-- RECORDS PROVIDED start --

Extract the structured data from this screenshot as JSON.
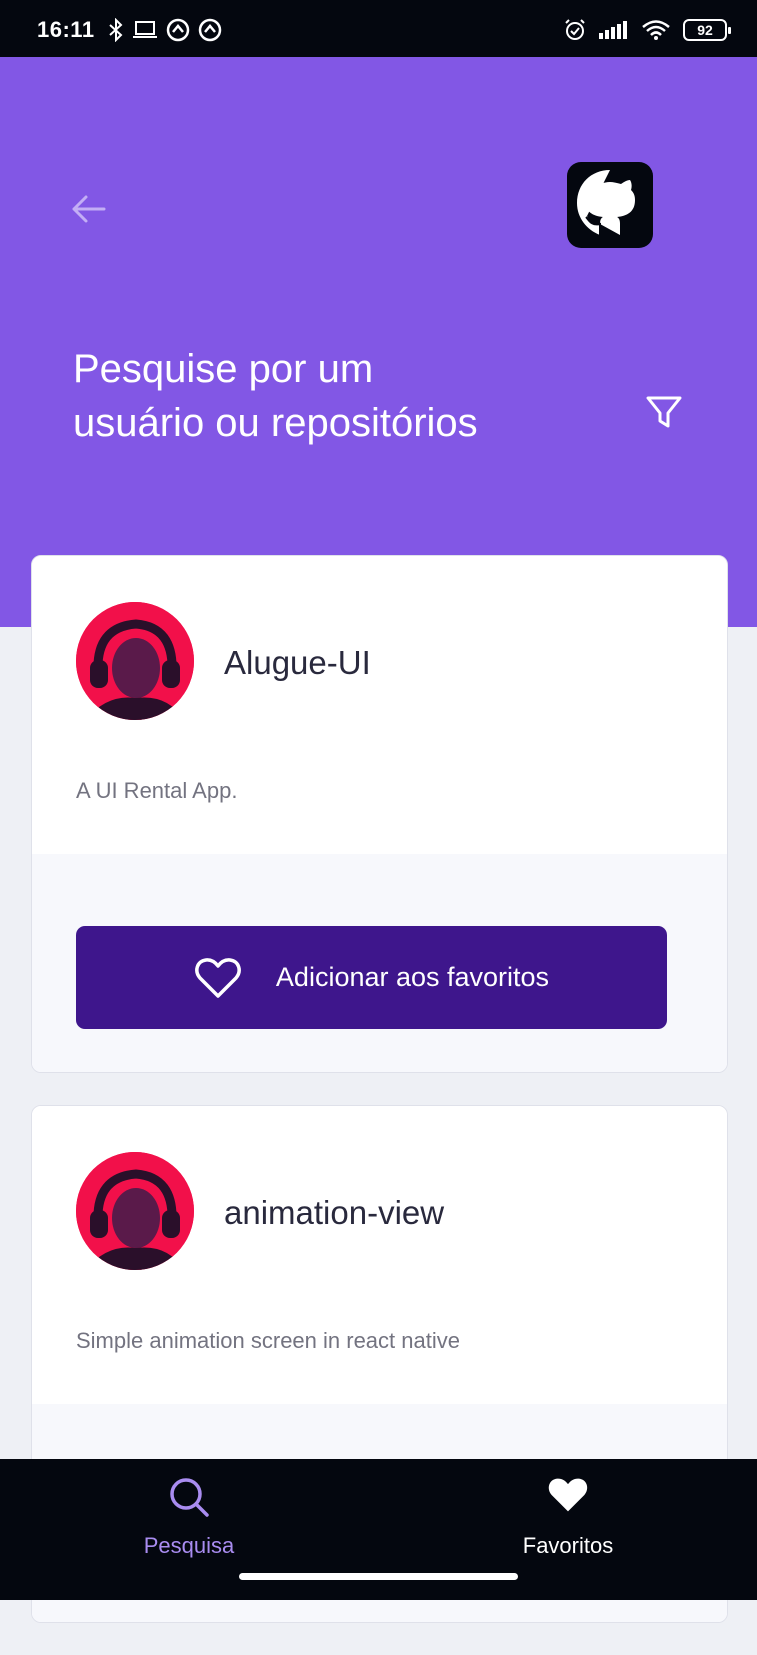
{
  "status_bar": {
    "time": "16:11",
    "battery": "92",
    "left_icons": [
      "bluetooth-icon",
      "laptop-icon",
      "app-icon",
      "app-icon"
    ],
    "right_icons": [
      "alarm-icon",
      "signal-icon",
      "wifi-icon",
      "battery-icon"
    ]
  },
  "header": {
    "title": "Pesquise por um usuário ou repositórios",
    "back_icon": "arrow-left-icon",
    "logo_icon": "github-icon",
    "filter_icon": "filter-icon",
    "background_color": "#8257e5"
  },
  "repositories": [
    {
      "name": "Alugue-UI",
      "description": "A UI Rental App.",
      "favorite_label": "Adicionar aos favoritos"
    },
    {
      "name": "animation-view",
      "description": "Simple animation screen in react native"
    }
  ],
  "tab_bar": {
    "tabs": [
      {
        "label": "Pesquisa",
        "icon": "search-icon",
        "active": true
      },
      {
        "label": "Favoritos",
        "icon": "heart-icon",
        "active": false
      }
    ]
  },
  "colors": {
    "accent": "#8257e5",
    "button": "#3e168c",
    "dark": "#04070f",
    "avatar": "#f2104a"
  }
}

-- RECORDS PROVIDED end --

◆ WHAT IS ASKED ◆
Return all of the entries exactly as written, but drop any pictures they hold.

◆ FINISHED EXERCISE ◆
Extract the structured data from this screenshot as JSON.
{
  "status_bar": {
    "time": "16:11",
    "battery": "92",
    "left_icons": [
      "bluetooth-icon",
      "laptop-icon",
      "app-icon",
      "app-icon"
    ],
    "right_icons": [
      "alarm-icon",
      "signal-icon",
      "wifi-icon",
      "battery-icon"
    ]
  },
  "header": {
    "title": "Pesquise por um usuário ou repositórios",
    "back_icon": "arrow-left-icon",
    "logo_icon": "github-icon",
    "filter_icon": "filter-icon",
    "background_color": "#8257e5"
  },
  "repositories": [
    {
      "name": "Alugue-UI",
      "description": "A UI Rental App.",
      "favorite_label": "Adicionar aos favoritos"
    },
    {
      "name": "animation-view",
      "description": "Simple animation screen in react native"
    }
  ],
  "tab_bar": {
    "tabs": [
      {
        "label": "Pesquisa",
        "icon": "search-icon",
        "active": true
      },
      {
        "label": "Favoritos",
        "icon": "heart-icon",
        "active": false
      }
    ]
  },
  "colors": {
    "accent": "#8257e5",
    "button": "#3e168c",
    "dark": "#04070f",
    "avatar": "#f2104a"
  }
}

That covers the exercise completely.